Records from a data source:
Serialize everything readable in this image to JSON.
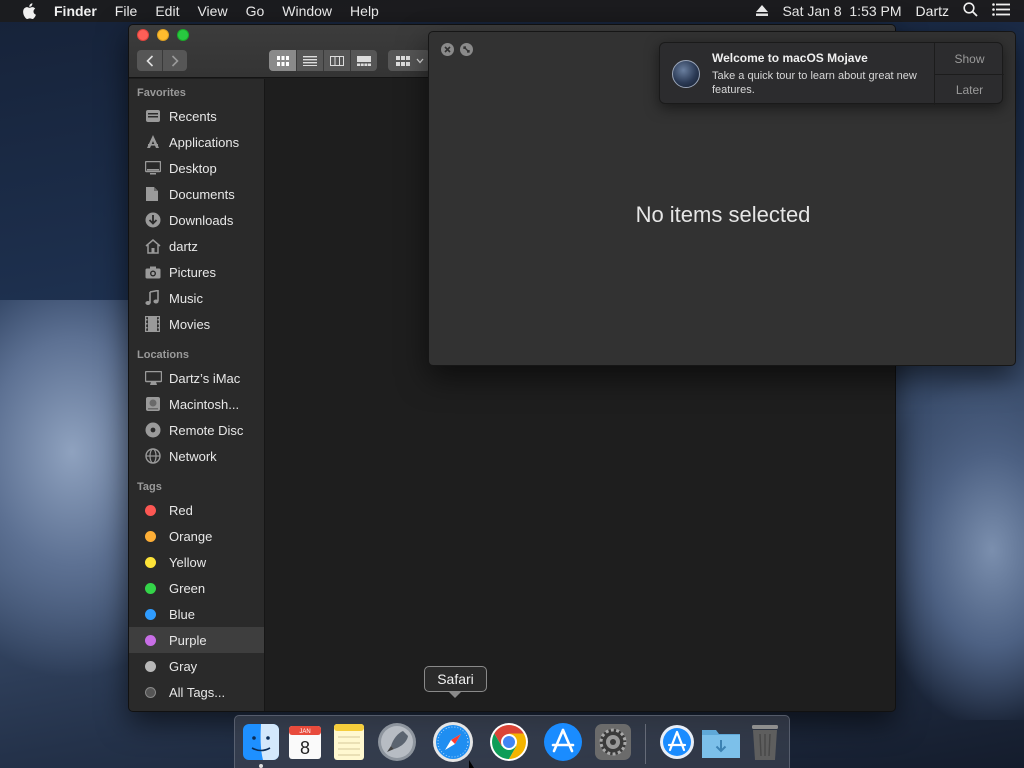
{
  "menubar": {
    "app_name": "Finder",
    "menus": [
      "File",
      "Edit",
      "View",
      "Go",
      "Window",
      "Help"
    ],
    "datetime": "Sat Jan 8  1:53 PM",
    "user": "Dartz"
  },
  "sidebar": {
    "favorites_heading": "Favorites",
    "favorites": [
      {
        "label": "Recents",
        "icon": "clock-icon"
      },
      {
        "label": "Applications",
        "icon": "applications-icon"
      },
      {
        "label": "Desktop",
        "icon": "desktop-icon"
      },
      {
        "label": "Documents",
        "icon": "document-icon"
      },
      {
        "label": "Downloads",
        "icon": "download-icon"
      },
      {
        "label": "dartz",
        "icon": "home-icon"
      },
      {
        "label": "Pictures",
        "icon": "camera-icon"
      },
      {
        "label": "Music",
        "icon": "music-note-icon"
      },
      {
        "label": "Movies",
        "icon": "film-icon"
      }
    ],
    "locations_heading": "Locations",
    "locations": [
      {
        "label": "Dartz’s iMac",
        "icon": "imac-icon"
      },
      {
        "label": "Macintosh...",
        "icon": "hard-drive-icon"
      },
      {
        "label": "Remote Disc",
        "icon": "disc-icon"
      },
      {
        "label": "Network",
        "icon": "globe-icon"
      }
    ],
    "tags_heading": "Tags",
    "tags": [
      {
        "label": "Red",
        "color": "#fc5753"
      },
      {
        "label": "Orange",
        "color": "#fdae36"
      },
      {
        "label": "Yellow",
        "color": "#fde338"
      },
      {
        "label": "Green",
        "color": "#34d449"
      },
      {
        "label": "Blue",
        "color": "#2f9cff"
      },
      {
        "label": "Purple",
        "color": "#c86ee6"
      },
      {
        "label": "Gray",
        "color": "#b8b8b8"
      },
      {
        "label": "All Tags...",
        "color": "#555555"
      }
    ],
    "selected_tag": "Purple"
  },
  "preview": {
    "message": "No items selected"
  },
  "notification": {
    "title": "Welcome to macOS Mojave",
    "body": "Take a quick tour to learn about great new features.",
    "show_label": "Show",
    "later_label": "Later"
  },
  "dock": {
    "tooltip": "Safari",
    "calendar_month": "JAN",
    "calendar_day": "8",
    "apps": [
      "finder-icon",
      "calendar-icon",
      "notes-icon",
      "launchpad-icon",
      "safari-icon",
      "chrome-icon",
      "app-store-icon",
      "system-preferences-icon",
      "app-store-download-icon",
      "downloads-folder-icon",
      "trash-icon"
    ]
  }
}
---
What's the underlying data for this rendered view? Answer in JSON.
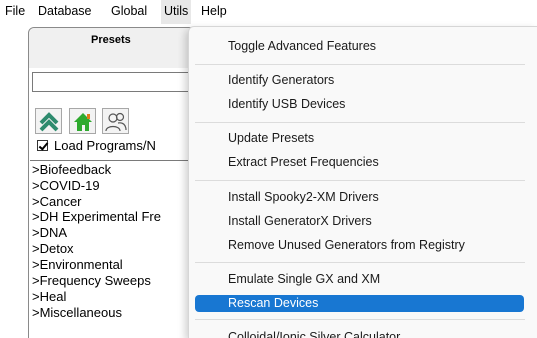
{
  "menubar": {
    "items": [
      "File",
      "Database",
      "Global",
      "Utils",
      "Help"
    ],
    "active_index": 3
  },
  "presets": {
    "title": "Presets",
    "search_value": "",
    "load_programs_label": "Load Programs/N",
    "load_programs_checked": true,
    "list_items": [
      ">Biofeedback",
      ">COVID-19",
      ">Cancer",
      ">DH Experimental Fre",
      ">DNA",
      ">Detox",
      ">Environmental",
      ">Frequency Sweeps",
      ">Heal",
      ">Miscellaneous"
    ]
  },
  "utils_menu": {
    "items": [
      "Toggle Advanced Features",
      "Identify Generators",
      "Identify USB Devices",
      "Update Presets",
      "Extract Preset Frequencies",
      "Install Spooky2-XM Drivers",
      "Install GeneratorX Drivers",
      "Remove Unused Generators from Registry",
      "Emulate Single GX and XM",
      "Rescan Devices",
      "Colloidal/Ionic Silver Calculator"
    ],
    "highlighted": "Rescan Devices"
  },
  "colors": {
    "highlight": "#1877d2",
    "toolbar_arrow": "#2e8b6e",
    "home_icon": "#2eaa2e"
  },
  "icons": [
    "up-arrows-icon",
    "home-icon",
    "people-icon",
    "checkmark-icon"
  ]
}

## The request
Filter the records above and return every line that holds the word "store".

## Finished answer
      "app-store-icon",
      "app-store-download-icon",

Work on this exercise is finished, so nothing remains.